- Request:
Produce an exact transcription of the listing below, omitting the pictures.

- Data:
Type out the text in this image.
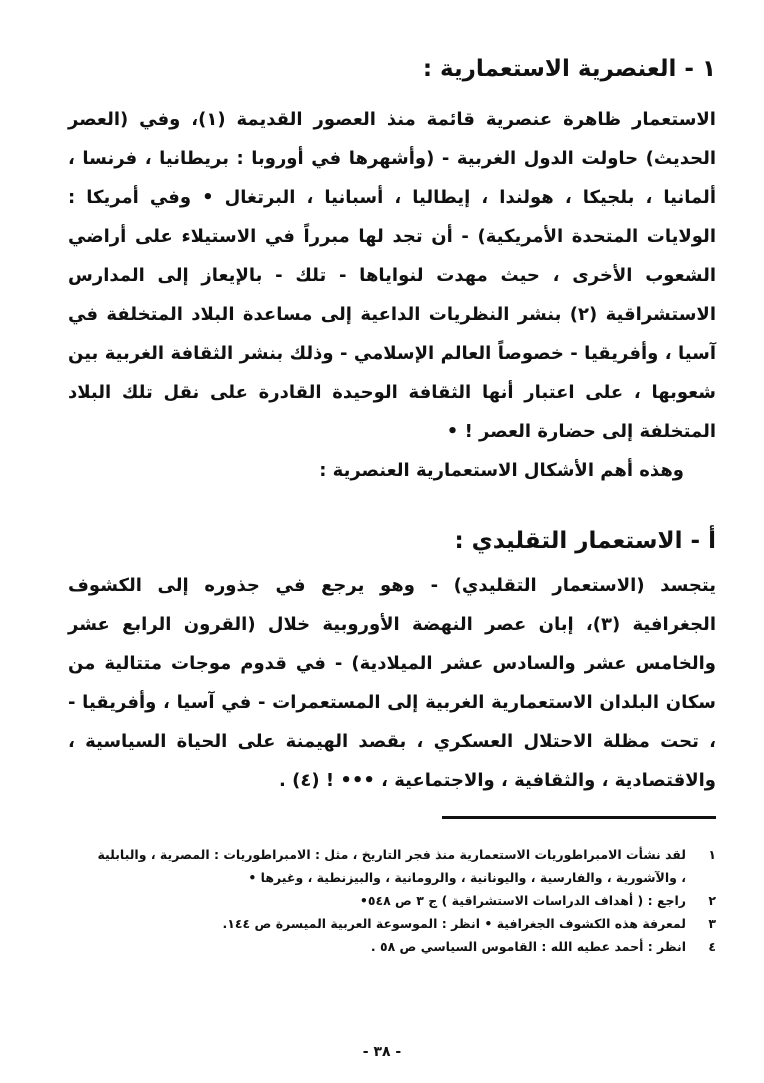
١ - العنصرية الاستعمارية :

الاستعمار ظاهرة عنصرية قائمة منذ العصور القديمة (١)، وفي (العصر الحديث) حاولت الدول الغربية - (وأشهرها في أوروبا : بريطانيا ، فرنسا ، ألمانيا ، بلجيكا ، هولندا ، إيطاليا ، أسبانيا ، البرتغال • وفي أمريكا : الولايات المتحدة الأمريكية) - أن تجد لها مبرراً في الاستيلاء على أراضي الشعوب الأخرى ، حيث مهدت لنواياها - تلك - بالإيعاز إلى المدارس الاستشراقية (٢) بنشر النظريات الداعية إلى مساعدة البلاد المتخلفة في آسيا ، وأفريقيا - خصوصاً العالم الإسلامي - وذلك بنشر الثقافة الغربية بين شعوبها ، على اعتبار أنها الثقافة الوحيدة القادرة على نقل تلك البلاد المتخلفة إلى حضارة العصر ! •

وهذه أهم الأشكال الاستعمارية العنصرية :

أ - الاستعمار التقليدي :

يتجسد (الاستعمار التقليدي) - وهو يرجع في جذوره إلى الكشوف الجغرافية (٣)، إبان عصر النهضة الأوروبية خلال (القرون الرابع عشر والخامس عشر والسادس عشر الميلادية) - في قدوم موجات متتالية من سكان البلدان الاستعمارية الغربية إلى المستعمرات - في آسيا ، وأفريقيا - ، تحت مظلة الاحتلال العسكري ، بقصد الهيمنة على الحياة السياسية ، والاقتصادية ، والثقافية ، والاجتماعية ، ••• ! (٤) .

١
لقد نشأت الامبراطوريات الاستعمارية منذ فجر التاريخ ، مثل : الامبراطوريات : المصرية ، والبابلية
، والآشورية ، والفارسية ، واليونانية ، والرومانية ، والبيزنطية ، وغيرها •
٢
راجع : ( أهداف الدراسات الاستشراقية ) ج ٣ ص ٥٤٨•
٣
لمعرفة هذه الكشوف الجغرافية • انظر : الموسوعة العربية الميسرة ص ١٤٤.
٤
انظر : أحمد عطيه الله : القاموس السياسي ص ٥٨ .
- ٣٨ -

- Response for this exercise:
Type out the text in this image.
١ - العنصرية الاستعمارية :

الاستعمار ظاهرة عنصرية قائمة منذ العصور القديمة (١)، وفي (العصر الحديث) حاولت الدول الغربية - (وأشهرها في أوروبا : بريطانيا ، فرنسا ، ألمانيا ، بلجيكا ، هولندا ، إيطاليا ، أسبانيا ، البرتغال • وفي أمريكا : الولايات المتحدة الأمريكية) - أن تجد لها مبرراً في الاستيلاء على أراضي الشعوب الأخرى ، حيث مهدت لنواياها - تلك - بالإيعاز إلى المدارس الاستشراقية (٢) بنشر النظريات الداعية إلى مساعدة البلاد المتخلفة في آسيا ، وأفريقيا - خصوصاً العالم الإسلامي - وذلك بنشر الثقافة الغربية بين شعوبها ، على اعتبار أنها الثقافة الوحيدة القادرة على نقل تلك البلاد المتخلفة إلى حضارة العصر ! •

وهذه أهم الأشكال الاستعمارية العنصرية :

أ - الاستعمار التقليدي :

يتجسد (الاستعمار التقليدي) - وهو يرجع في جذوره إلى الكشوف الجغرافية (٣)، إبان عصر النهضة الأوروبية خلال (القرون الرابع عشر والخامس عشر والسادس عشر الميلادية) - في قدوم موجات متتالية من سكان البلدان الاستعمارية الغربية إلى المستعمرات - في آسيا ، وأفريقيا - ، تحت مظلة الاحتلال العسكري ، بقصد الهيمنة على الحياة السياسية ، والاقتصادية ، والثقافية ، والاجتماعية ، ••• ! (٤) .

١
لقد نشأت الامبراطوريات الاستعمارية منذ فجر التاريخ ، مثل : الامبراطوريات : المصرية ، والبابلية
، والآشورية ، والفارسية ، واليونانية ، والرومانية ، والبيزنطية ، وغيرها •
٢
راجع : ( أهداف الدراسات الاستشراقية ) ج ٣ ص ٥٤٨•
٣
لمعرفة هذه الكشوف الجغرافية • انظر : الموسوعة العربية الميسرة ص ١٤٤.
٤
انظر : أحمد عطيه الله : القاموس السياسي ص ٥٨ .
- ٣٨ -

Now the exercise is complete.